• Directions: Copy each line of the entries beneath that contains the word "Hoang".

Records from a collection
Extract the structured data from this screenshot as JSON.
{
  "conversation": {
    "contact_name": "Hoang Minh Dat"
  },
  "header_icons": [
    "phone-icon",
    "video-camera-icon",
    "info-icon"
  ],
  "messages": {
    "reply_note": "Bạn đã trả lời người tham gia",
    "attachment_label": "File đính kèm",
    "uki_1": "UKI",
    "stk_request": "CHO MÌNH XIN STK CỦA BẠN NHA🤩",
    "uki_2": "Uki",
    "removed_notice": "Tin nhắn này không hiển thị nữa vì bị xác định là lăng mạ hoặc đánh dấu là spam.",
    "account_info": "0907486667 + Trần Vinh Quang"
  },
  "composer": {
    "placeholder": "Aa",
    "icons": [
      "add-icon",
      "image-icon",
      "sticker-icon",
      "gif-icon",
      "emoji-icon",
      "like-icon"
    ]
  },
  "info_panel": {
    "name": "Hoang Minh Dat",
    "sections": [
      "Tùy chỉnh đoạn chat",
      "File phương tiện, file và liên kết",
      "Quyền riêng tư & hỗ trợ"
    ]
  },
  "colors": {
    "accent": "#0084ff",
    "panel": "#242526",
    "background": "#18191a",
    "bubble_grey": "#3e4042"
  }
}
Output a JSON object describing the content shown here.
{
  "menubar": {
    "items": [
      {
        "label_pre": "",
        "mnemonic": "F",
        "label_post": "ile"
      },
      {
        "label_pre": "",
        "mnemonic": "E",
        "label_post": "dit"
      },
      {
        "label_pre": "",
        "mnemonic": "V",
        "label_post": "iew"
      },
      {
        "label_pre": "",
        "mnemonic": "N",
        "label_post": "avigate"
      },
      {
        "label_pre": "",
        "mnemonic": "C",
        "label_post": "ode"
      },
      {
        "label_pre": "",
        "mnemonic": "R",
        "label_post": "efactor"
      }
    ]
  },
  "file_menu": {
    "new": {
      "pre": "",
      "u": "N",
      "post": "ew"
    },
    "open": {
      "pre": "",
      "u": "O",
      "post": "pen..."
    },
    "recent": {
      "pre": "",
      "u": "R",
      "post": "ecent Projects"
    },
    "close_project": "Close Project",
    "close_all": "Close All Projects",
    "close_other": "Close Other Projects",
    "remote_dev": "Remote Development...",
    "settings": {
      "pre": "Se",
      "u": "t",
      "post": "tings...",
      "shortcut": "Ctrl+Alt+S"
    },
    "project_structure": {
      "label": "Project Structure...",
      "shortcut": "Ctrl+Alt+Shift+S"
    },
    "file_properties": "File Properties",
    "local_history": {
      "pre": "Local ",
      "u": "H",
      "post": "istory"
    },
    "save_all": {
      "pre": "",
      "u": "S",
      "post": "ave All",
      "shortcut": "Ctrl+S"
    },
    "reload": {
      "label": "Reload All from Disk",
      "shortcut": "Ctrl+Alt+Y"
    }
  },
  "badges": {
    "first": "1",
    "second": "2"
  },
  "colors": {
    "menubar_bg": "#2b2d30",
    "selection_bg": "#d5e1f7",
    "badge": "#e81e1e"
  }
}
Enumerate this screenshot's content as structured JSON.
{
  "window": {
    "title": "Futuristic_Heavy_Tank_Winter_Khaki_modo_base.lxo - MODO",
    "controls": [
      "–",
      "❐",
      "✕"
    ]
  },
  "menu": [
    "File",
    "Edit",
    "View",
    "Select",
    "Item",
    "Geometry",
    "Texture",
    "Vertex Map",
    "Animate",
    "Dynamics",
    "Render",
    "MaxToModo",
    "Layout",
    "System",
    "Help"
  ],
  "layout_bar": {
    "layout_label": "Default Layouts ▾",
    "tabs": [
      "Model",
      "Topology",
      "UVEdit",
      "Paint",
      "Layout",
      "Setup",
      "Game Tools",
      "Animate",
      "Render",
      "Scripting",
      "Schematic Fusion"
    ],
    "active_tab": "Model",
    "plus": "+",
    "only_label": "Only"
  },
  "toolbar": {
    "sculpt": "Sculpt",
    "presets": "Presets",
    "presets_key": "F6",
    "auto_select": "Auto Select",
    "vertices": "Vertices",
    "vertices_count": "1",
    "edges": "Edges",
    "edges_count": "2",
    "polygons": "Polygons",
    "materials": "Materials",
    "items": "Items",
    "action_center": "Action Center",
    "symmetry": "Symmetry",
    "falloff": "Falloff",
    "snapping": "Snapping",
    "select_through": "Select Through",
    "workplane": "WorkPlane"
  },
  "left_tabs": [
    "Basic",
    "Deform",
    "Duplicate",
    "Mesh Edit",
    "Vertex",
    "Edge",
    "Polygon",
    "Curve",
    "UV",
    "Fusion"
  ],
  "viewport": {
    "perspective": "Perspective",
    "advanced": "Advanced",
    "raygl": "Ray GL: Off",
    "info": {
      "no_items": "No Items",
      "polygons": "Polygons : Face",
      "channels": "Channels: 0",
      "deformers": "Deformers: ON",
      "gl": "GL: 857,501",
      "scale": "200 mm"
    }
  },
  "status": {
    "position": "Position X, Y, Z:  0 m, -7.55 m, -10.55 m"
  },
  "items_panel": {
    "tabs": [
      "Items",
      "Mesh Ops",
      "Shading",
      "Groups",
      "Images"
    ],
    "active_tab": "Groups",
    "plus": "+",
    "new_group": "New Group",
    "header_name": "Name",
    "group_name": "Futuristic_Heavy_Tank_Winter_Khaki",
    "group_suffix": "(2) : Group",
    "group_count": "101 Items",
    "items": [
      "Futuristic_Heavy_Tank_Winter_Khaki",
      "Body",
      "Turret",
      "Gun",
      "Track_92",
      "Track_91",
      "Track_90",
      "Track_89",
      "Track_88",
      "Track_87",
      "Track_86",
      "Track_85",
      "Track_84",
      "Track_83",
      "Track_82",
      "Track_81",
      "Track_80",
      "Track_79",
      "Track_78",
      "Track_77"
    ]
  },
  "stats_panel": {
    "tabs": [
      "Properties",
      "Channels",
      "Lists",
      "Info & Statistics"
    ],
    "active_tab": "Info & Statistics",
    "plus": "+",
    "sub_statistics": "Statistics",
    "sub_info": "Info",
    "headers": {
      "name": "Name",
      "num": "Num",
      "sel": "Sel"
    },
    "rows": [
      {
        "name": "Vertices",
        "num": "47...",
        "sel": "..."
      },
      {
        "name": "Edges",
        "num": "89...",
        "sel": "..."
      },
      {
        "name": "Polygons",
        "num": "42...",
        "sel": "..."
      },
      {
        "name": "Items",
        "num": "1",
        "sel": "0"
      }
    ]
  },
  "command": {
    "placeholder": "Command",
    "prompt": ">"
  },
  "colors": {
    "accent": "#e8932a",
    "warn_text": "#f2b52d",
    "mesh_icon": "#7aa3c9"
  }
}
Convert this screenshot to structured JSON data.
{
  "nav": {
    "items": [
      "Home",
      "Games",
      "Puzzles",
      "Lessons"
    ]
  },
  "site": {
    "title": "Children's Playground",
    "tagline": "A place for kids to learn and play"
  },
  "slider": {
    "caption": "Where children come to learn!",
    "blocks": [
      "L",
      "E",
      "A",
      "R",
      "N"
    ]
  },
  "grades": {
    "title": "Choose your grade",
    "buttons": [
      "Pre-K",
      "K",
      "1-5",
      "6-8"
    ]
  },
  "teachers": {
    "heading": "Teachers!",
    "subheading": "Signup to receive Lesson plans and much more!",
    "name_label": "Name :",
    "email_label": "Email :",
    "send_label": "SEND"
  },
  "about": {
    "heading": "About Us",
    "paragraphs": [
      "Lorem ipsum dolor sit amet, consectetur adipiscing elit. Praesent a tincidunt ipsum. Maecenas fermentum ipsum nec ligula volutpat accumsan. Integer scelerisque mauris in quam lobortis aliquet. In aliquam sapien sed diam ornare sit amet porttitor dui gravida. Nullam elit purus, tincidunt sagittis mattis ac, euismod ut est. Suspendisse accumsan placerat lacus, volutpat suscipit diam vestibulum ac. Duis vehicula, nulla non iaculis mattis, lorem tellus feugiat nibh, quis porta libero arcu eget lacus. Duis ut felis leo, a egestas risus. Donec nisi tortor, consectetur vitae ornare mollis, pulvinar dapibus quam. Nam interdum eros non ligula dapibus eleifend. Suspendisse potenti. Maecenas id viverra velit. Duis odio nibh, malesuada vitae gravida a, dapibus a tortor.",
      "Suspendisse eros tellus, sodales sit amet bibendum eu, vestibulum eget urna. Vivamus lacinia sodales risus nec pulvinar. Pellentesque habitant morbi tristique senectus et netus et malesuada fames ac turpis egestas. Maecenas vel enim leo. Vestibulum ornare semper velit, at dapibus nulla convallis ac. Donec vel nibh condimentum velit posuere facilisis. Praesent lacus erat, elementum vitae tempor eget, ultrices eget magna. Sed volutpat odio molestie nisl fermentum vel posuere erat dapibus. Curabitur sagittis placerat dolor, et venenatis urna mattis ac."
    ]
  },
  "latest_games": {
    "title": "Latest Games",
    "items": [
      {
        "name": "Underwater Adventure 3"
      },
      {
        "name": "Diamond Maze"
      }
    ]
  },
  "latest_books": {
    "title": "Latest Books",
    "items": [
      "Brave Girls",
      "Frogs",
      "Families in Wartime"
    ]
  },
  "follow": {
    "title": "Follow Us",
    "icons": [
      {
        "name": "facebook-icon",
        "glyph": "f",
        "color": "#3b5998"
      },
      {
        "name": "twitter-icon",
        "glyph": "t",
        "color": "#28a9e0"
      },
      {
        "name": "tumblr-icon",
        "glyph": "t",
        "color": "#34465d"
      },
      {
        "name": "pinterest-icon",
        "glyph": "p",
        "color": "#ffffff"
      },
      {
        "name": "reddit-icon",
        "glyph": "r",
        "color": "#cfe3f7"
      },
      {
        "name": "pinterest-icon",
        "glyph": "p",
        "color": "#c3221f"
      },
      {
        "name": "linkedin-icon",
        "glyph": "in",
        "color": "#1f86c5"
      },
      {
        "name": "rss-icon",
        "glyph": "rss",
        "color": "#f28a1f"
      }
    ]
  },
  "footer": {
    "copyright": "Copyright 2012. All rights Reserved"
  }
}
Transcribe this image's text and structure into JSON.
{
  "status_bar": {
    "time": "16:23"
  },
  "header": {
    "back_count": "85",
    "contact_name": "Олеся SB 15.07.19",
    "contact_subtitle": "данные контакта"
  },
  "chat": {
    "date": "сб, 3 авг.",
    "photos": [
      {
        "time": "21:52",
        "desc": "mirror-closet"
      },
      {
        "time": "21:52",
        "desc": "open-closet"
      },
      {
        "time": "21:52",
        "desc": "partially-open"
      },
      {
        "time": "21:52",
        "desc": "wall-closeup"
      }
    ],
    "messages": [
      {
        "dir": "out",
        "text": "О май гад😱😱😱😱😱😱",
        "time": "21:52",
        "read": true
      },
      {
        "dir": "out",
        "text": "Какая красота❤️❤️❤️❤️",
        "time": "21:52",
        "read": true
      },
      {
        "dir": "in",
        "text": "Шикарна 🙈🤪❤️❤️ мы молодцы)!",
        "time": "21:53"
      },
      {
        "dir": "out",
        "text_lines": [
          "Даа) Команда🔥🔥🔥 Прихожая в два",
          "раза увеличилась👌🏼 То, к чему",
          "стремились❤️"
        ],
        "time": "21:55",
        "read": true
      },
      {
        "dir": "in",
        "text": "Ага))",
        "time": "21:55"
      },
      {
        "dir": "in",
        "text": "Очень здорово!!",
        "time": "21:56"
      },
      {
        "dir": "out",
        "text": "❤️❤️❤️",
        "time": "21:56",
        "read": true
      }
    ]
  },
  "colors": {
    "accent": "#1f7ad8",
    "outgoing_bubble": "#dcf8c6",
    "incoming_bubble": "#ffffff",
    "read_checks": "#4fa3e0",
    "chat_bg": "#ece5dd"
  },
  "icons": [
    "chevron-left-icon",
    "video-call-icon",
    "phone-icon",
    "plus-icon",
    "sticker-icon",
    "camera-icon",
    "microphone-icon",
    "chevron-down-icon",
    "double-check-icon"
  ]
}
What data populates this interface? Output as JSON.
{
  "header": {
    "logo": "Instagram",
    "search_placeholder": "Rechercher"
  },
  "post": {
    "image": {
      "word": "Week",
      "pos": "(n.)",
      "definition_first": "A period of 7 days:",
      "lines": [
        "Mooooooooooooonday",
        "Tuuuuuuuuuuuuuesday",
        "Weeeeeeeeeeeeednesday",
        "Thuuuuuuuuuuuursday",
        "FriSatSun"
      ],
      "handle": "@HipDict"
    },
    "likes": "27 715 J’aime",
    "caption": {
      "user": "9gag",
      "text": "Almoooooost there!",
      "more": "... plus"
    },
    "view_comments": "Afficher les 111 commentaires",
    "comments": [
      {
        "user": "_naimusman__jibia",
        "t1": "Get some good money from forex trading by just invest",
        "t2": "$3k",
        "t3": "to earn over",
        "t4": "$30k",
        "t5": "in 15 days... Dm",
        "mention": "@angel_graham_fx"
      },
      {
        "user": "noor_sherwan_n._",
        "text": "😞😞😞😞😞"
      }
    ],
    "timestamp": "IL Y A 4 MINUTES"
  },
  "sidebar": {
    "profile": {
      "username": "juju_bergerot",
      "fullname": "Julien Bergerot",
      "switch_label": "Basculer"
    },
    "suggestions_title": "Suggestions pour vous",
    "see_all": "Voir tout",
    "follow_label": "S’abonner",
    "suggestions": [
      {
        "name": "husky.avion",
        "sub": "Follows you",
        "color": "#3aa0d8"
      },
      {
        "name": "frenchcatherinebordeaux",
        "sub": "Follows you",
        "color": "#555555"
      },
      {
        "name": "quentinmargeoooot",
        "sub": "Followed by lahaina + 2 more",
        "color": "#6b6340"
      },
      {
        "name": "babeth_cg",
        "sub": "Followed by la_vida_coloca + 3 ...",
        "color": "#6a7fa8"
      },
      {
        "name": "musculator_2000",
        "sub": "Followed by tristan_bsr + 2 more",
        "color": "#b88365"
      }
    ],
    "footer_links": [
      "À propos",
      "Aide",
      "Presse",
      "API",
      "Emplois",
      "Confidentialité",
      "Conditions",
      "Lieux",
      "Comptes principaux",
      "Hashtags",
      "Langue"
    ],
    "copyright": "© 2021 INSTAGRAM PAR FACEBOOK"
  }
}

• Complete answer:
    "contact_name": "Hoang Minh Dat"
    "name": "Hoang Minh Dat",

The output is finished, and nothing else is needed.